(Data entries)
•••

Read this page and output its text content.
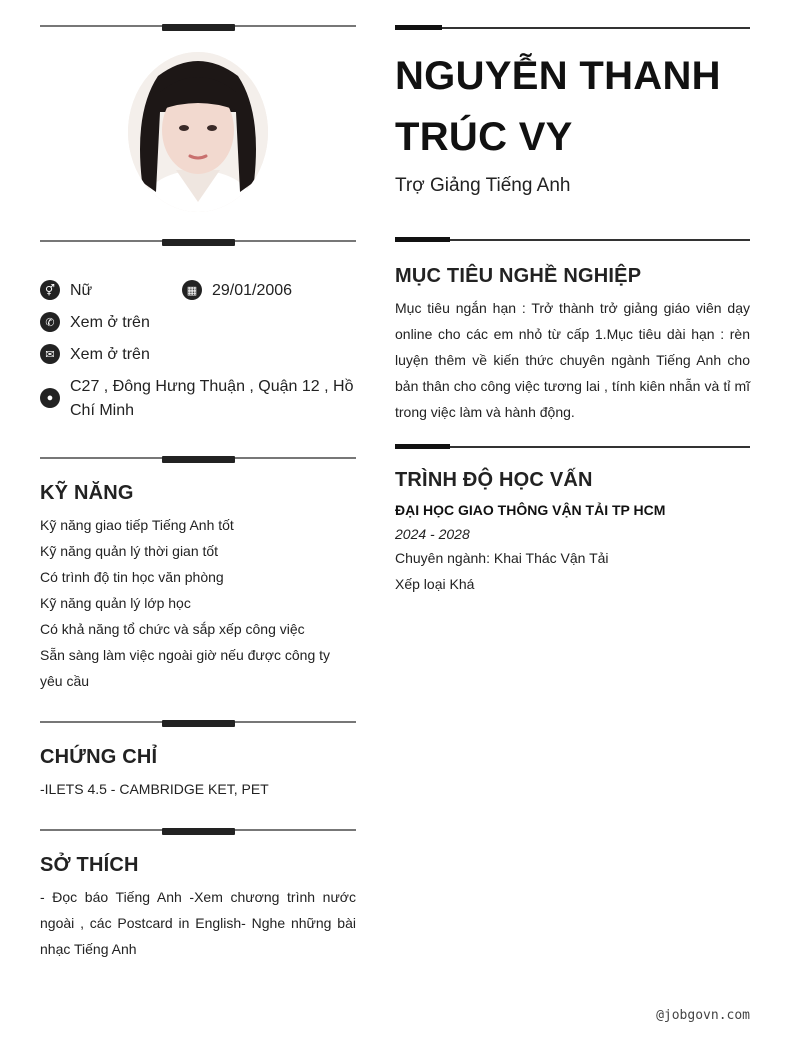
⚥ Nữ	▦ 29/01/2006
✆ Xem ở trên
✉ Xem ở trên
●
C27 , Đông Hưng Thuận , Quận 12 , Hồ Chí Minh
KỸ NĂNG
Kỹ năng giao tiếp Tiếng Anh tốt
Kỹ năng quản lý thời gian tốt
Có trình độ tin học văn phòng
Kỹ năng quản lý lớp học
Có khả năng tổ chức và sắp xếp công việc
Sẵn sàng làm việc ngoài giờ nếu được công ty yêu cầu
CHỨNG CHỈ
-ILETS 4.5 - CAMBRIDGE KET, PET
SỞ THÍCH
- Đọc báo Tiếng Anh -Xem chương trình nước ngoài , các Postcard in English- Nghe những bài nhạc Tiếng Anh
NGUYỄN THANH
TRÚC VY
Trợ Giảng Tiếng Anh
MỤC TIÊU NGHỀ NGHIỆP
Mục tiêu ngắn hạn : Trở thành trở giảng giáo viên dạy online cho các em nhỏ từ cấp 1.Mục tiêu dài hạn : rèn luyện thêm về kiến thức chuyên ngành Tiếng Anh cho bản thân cho công việc tương lai , tính kiên nhẫn và tỉ mĩ trong việc làm và hành động.
TRÌNH ĐỘ HỌC VẤN
ĐẠI HỌC GIAO THÔNG VẬN TẢI TP HCM
2024 - 2028
Chuyên ngành: Khai Thác Vận Tải
Xếp loại Khá
@jobgovn.com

•••

## Set exercise
Reproduce the listing above exactly, excluding all pictures.

## Solution for this exercise
Read this page and output its text content.
⚥ Nữ	▦ 29/01/2006
✆ Xem ở trên
✉ Xem ở trên
●
C27 , Đông Hưng Thuận , Quận 12 , Hồ Chí Minh
KỸ NĂNG
Kỹ năng giao tiếp Tiếng Anh tốt
Kỹ năng quản lý thời gian tốt
Có trình độ tin học văn phòng
Kỹ năng quản lý lớp học
Có khả năng tổ chức và sắp xếp công việc
Sẵn sàng làm việc ngoài giờ nếu được công ty yêu cầu
CHỨNG CHỈ
-ILETS 4.5 - CAMBRIDGE KET, PET
SỞ THÍCH
- Đọc báo Tiếng Anh -Xem chương trình nước ngoài , các Postcard in English- Nghe những bài nhạc Tiếng Anh
NGUYỄN THANH
TRÚC VY
Trợ Giảng Tiếng Anh
MỤC TIÊU NGHỀ NGHIỆP
Mục tiêu ngắn hạn : Trở thành trở giảng giáo viên dạy online cho các em nhỏ từ cấp 1.Mục tiêu dài hạn : rèn luyện thêm về kiến thức chuyên ngành Tiếng Anh cho bản thân cho công việc tương lai , tính kiên nhẫn và tỉ mĩ trong việc làm và hành động.
TRÌNH ĐỘ HỌC VẤN
ĐẠI HỌC GIAO THÔNG VẬN TẢI TP HCM
2024 - 2028
Chuyên ngành: Khai Thác Vận Tải
Xếp loại Khá
@jobgovn.com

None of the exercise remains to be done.